» GIVEN EXERCISE
Each record below is to be copied word for word, with pictures removed.

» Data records
START

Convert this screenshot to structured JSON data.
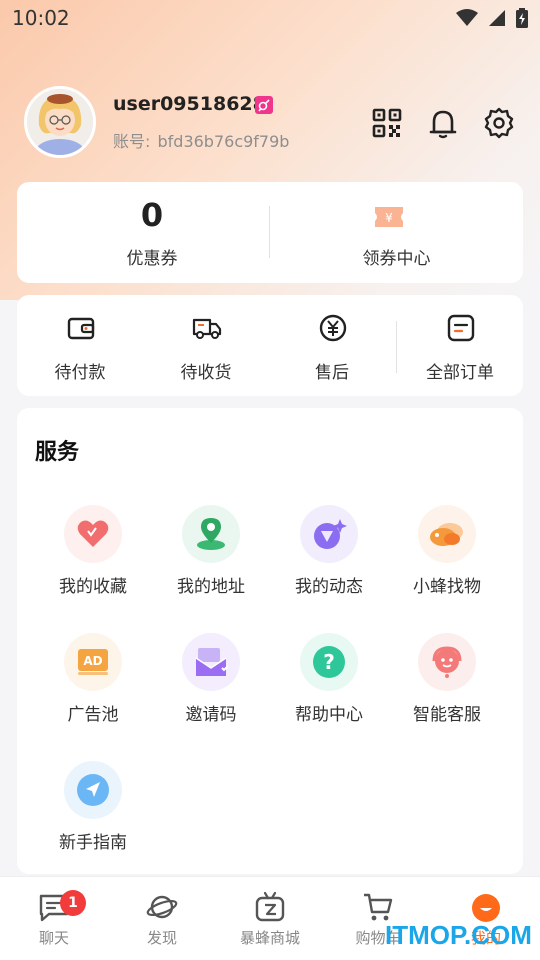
{
  "status_bar": {
    "time": "10:02"
  },
  "profile": {
    "username": "user09518628",
    "account_label": "账号:",
    "account_id": "bfd36b76c9f79b"
  },
  "coupons": {
    "count": "0",
    "count_label": "优惠券",
    "center_label": "领券中心",
    "center_icon_glyph": "¥"
  },
  "orders": {
    "items": [
      {
        "label": "待付款",
        "icon": "wallet-icon"
      },
      {
        "label": "待收货",
        "icon": "truck-icon"
      },
      {
        "label": "售后",
        "icon": "yen-circle-icon"
      },
      {
        "label": "全部订单",
        "icon": "order-list-icon"
      }
    ]
  },
  "services": {
    "title": "服务",
    "items": [
      {
        "label": "我的收藏",
        "icon": "heart-icon",
        "color": "#f26d6d"
      },
      {
        "label": "我的地址",
        "icon": "location-pin-icon",
        "color": "#3bb871"
      },
      {
        "label": "我的动态",
        "icon": "shutter-sparkle-icon",
        "color": "#8a6df0"
      },
      {
        "label": "小蜂找物",
        "icon": "bee-icon",
        "color": "#f59a3c"
      },
      {
        "label": "广告池",
        "icon": "ad-icon",
        "color": "#f5a442",
        "glyph": "AD"
      },
      {
        "label": "邀请码",
        "icon": "invite-envelope-icon",
        "color": "#9b6df2"
      },
      {
        "label": "帮助中心",
        "icon": "help-icon",
        "color": "#2ec79a",
        "glyph": "?"
      },
      {
        "label": "智能客服",
        "icon": "customer-service-icon",
        "color": "#f47a7a"
      },
      {
        "label": "新手指南",
        "icon": "compass-arrow-icon",
        "color": "#4aa6f2"
      }
    ]
  },
  "tab_bar": {
    "tabs": [
      {
        "label": "聊天",
        "icon": "chat-icon",
        "badge": "1"
      },
      {
        "label": "发现",
        "icon": "planet-icon"
      },
      {
        "label": "暴蜂商城",
        "icon": "tv-mall-icon"
      },
      {
        "label": "购物车",
        "icon": "cart-icon"
      },
      {
        "label": "我的",
        "icon": "profile-face-icon"
      }
    ],
    "active_color": "#ff6a1a"
  },
  "watermark": "ITMOP.COM"
}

END

» ANSWER TO THIS PROBLEM
Convert this screenshot to structured JSON data.
{
  "status_bar": {
    "time": "10:02"
  },
  "profile": {
    "username": "user09518628",
    "account_label": "账号:",
    "account_id": "bfd36b76c9f79b"
  },
  "coupons": {
    "count": "0",
    "count_label": "优惠券",
    "center_label": "领券中心",
    "center_icon_glyph": "¥"
  },
  "orders": {
    "items": [
      {
        "label": "待付款",
        "icon": "wallet-icon"
      },
      {
        "label": "待收货",
        "icon": "truck-icon"
      },
      {
        "label": "售后",
        "icon": "yen-circle-icon"
      },
      {
        "label": "全部订单",
        "icon": "order-list-icon"
      }
    ]
  },
  "services": {
    "title": "服务",
    "items": [
      {
        "label": "我的收藏",
        "icon": "heart-icon",
        "color": "#f26d6d"
      },
      {
        "label": "我的地址",
        "icon": "location-pin-icon",
        "color": "#3bb871"
      },
      {
        "label": "我的动态",
        "icon": "shutter-sparkle-icon",
        "color": "#8a6df0"
      },
      {
        "label": "小蜂找物",
        "icon": "bee-icon",
        "color": "#f59a3c"
      },
      {
        "label": "广告池",
        "icon": "ad-icon",
        "color": "#f5a442",
        "glyph": "AD"
      },
      {
        "label": "邀请码",
        "icon": "invite-envelope-icon",
        "color": "#9b6df2"
      },
      {
        "label": "帮助中心",
        "icon": "help-icon",
        "color": "#2ec79a",
        "glyph": "?"
      },
      {
        "label": "智能客服",
        "icon": "customer-service-icon",
        "color": "#f47a7a"
      },
      {
        "label": "新手指南",
        "icon": "compass-arrow-icon",
        "color": "#4aa6f2"
      }
    ]
  },
  "tab_bar": {
    "tabs": [
      {
        "label": "聊天",
        "icon": "chat-icon",
        "badge": "1"
      },
      {
        "label": "发现",
        "icon": "planet-icon"
      },
      {
        "label": "暴蜂商城",
        "icon": "tv-mall-icon"
      },
      {
        "label": "购物车",
        "icon": "cart-icon"
      },
      {
        "label": "我的",
        "icon": "profile-face-icon"
      }
    ],
    "active_color": "#ff6a1a"
  },
  "watermark": "ITMOP.COM"
}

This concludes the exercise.